◆ **Document passage**
____________
Question

The mass of electron is $9.11\times {10}^{-31}$ kg.Planck's constant is $6.626\times {10}^{-34}$ Js then the uncertainty involved in the measurement of velocity within a distance of 0.1 $\mathring{A}$ is :

• A. $5.79\times {10}^{6}m{s}^{-1}$
• B. $5.79\times {10}^{7}m{s}^{-1}$
• C. $5.79\times {10}^{8}m{s}^{-1}$
• D. $5.79\times {10}^{5}m{s}^{-1}$

Answer 1

Answer: (D)
____________
◆ **Excerpted data**
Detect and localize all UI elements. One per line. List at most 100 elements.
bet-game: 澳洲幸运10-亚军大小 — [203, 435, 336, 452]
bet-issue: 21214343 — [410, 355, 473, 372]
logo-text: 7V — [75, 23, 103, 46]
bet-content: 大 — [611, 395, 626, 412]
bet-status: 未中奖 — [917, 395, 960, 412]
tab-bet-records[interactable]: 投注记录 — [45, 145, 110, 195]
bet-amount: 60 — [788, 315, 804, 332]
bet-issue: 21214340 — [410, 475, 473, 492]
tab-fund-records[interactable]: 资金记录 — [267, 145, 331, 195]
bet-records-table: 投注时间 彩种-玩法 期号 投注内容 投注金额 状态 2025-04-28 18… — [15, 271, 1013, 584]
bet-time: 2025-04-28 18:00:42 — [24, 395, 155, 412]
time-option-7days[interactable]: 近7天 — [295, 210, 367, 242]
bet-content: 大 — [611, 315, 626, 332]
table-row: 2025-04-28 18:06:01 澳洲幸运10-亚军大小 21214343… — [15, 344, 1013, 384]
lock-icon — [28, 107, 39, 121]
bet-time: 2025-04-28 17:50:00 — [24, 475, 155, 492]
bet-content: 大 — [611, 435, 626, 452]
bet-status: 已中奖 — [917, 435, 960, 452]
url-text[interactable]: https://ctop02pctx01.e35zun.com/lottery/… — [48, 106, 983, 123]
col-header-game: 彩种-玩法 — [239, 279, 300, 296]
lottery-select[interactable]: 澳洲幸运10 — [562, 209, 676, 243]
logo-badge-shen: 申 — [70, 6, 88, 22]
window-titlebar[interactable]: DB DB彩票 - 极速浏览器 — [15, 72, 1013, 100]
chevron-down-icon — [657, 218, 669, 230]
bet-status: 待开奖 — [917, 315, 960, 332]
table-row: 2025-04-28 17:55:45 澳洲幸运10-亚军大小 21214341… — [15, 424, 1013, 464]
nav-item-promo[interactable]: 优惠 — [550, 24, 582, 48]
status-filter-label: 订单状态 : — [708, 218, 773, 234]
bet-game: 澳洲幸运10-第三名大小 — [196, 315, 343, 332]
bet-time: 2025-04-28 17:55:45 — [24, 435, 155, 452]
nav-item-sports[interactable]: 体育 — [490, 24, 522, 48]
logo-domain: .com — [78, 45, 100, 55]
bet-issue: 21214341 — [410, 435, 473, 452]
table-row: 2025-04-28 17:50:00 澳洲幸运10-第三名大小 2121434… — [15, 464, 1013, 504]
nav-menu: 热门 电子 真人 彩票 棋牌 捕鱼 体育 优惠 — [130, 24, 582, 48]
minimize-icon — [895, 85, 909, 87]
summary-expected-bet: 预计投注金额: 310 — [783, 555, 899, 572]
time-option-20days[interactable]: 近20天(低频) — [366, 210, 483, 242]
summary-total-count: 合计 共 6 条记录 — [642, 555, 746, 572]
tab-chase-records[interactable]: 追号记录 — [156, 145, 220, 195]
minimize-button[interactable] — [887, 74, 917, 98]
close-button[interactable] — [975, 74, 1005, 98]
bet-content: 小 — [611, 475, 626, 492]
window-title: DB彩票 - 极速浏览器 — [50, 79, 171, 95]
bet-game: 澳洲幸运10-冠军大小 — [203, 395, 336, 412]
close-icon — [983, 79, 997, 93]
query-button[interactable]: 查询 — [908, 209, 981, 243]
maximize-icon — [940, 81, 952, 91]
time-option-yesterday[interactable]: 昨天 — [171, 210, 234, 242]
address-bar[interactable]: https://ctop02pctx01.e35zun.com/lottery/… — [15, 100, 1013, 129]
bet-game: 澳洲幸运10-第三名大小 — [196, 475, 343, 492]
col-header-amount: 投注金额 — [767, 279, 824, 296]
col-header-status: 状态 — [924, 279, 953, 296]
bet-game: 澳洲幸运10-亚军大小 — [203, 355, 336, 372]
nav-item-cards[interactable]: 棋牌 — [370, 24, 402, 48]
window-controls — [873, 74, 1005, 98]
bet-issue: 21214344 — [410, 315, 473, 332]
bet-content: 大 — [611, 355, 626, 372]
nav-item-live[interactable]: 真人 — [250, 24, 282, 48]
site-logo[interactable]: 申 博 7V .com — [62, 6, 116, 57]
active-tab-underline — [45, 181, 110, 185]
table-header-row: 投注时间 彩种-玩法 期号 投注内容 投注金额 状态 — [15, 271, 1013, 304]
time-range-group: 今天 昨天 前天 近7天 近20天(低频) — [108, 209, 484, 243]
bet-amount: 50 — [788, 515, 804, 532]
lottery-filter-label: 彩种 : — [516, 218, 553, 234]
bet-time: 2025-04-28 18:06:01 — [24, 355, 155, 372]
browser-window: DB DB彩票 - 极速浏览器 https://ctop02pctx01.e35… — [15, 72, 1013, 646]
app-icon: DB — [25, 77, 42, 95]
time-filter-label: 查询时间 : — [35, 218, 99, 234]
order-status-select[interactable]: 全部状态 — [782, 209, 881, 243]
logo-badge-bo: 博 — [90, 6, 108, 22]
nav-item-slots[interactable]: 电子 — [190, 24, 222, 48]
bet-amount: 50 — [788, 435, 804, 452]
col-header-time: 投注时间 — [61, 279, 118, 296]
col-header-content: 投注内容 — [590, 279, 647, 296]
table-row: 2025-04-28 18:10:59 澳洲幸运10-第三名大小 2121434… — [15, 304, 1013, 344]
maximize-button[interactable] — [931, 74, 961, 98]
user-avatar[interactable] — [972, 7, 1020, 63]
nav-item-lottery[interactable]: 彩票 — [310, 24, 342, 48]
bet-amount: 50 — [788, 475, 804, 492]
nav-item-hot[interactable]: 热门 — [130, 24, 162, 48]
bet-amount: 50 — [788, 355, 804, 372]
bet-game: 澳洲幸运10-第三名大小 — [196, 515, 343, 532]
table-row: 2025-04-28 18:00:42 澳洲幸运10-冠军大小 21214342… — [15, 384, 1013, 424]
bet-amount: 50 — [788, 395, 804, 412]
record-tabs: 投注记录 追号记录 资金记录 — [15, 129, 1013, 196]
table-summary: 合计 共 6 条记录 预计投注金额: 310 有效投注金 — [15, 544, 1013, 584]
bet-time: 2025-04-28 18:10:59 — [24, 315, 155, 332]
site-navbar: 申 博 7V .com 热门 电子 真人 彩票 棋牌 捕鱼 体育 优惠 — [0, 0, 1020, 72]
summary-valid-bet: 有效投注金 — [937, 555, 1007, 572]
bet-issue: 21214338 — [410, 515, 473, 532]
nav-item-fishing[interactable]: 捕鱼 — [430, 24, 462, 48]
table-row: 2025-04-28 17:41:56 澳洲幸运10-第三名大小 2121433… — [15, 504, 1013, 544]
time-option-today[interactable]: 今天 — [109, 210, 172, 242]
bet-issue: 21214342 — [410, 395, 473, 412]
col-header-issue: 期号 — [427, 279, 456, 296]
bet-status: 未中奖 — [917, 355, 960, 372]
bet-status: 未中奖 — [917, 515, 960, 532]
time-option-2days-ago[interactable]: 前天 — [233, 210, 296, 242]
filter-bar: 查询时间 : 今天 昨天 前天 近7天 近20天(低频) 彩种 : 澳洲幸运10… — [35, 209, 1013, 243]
____________
◆ **To do**
a) From the electron uncertainty problem, return the part that opens with the words containing "The mass of" and closes with "Answer: (D)", copied without any change.
b) In the electron uncertainty problem, within what distance is the uncertainty in velocity to be found?
c) Extend the electron uncertainty problem beyond its final line.

◆ **Answers in order**
a)
The mass of electron is $9.11\times {10}^{-31}$ kg.Planck's constant is $6.626\times {10}^{-34}$ Js then the uncertainty involved in the measurement of velocity within a distance of 0.1 $\mathring{A}$ is :

• A. $5.79\times {10}^{6}m{s}^{-1}$
• B. $5.79\times {10}^{7}m{s}^{-1}$
• C. $5.79\times {10}^{8}m{s}^{-1}$
• D. $5.79\times {10}^{5}m{s}^{-1}$

Answer 1

Answer: (D)

b) Within a distance of 0.1 Å.

c)
According to Heisenberg's uncertainity principle,

$\Delta x.\Delta p\ge \frac{h}{4\pi }$

Here,

$h=$ Planck's constant

$\Delta x=$ Uncertainity in position

$\Delta p=$ Uncertainity in momentum

As we know that,

$\Delta p=m.\Delta v$

$\therefore \left(m\Delta v\right).\Delta x\ge \frac{h}{4\pi }$

$\Rightarrow \Delta v.\Delta x\ge \frac{h}{4\pi m}$

Given that-

$h=6.626\times {10}^{-34}J-s$

$m=9.11\times {10}^{-31}kg$

$\Delta x={10}^{-10}m$

$\Delta v=$ uncertainity in velocity $=?$

$\therefore {10}^{-10}.\Delta v\ge \frac{6.626\times {10}^{-34}}{4\times \left(\frac{22}{7}\right)\times 9.1\times {10}^{-31}}$

$\Rightarrow \Delta v\ge \frac{6.626\times {10}^{-34}\times 7}{4\times 22\times 9.1\times {10}^{-31}\times {10}^{-10}}$

$\to \Delta v\ge 5.79\times {10}^{5}m/s$

Hence the uncertainity in velocity is $5.79\times {10}^{5}m/s$.